▸ WHAT TO WORK ON: Quote every line of the material beneath this one.

▸ RECORDS SHOWN:

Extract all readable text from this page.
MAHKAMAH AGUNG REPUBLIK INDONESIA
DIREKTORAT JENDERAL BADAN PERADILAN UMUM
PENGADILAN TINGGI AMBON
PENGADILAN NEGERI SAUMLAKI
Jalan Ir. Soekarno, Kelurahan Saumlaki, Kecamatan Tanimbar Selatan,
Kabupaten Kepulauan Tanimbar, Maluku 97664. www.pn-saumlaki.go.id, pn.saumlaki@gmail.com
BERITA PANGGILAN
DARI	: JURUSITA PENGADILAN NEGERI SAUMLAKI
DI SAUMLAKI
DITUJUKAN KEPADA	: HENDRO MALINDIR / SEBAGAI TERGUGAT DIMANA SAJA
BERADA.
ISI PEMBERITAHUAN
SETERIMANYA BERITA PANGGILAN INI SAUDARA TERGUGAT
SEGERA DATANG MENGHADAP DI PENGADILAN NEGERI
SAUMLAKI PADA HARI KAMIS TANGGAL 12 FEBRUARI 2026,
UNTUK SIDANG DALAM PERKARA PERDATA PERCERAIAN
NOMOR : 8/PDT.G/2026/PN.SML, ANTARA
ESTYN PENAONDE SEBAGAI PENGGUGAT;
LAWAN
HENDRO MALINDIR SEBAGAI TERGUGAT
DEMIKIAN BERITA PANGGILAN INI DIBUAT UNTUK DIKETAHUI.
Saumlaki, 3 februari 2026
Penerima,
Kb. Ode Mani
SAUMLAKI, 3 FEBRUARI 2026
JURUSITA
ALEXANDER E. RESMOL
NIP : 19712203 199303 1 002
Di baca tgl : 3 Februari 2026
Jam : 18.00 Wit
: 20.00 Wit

▸ OUTPUT BELOW:
Extract all readable text from this page.
MAHKAMAH AGUNG REPUBLIK INDONESIA
DIREKTORAT JENDERAL BADAN PERADILAN UMUM
PENGADILAN TINGGI AMBON
PENGADILAN NEGERI SAUMLAKI
Jalan Ir. Soekarno, Kelurahan Saumlaki, Kecamatan Tanimbar Selatan,
Kabupaten Kepulauan Tanimbar, Maluku 97664. www.pn-saumlaki.go.id, pn.saumlaki@gmail.com
BERITA PANGGILAN
DARI	: JURUSITA PENGADILAN NEGERI SAUMLAKI
DI SAUMLAKI
DITUJUKAN KEPADA	: HENDRO MALINDIR / SEBAGAI TERGUGAT DIMANA SAJA
BERADA.
ISI PEMBERITAHUAN
SETERIMANYA BERITA PANGGILAN INI SAUDARA TERGUGAT
SEGERA DATANG MENGHADAP DI PENGADILAN NEGERI
SAUMLAKI PADA HARI KAMIS TANGGAL 12 FEBRUARI 2026,
UNTUK SIDANG DALAM PERKARA PERDATA PERCERAIAN
NOMOR : 8/PDT.G/2026/PN.SML, ANTARA
ESTYN PENAONDE SEBAGAI PENGGUGAT;
LAWAN
HENDRO MALINDIR SEBAGAI TERGUGAT
DEMIKIAN BERITA PANGGILAN INI DIBUAT UNTUK DIKETAHUI.
Saumlaki, 3 februari 2026
Penerima,
Kb. Ode Mani
SAUMLAKI, 3 FEBRUARI 2026
JURUSITA
ALEXANDER E. RESMOL
NIP : 19712203 199303 1 002
Di baca tgl : 3 Februari 2026
Jam : 18.00 Wit
: 20.00 Wit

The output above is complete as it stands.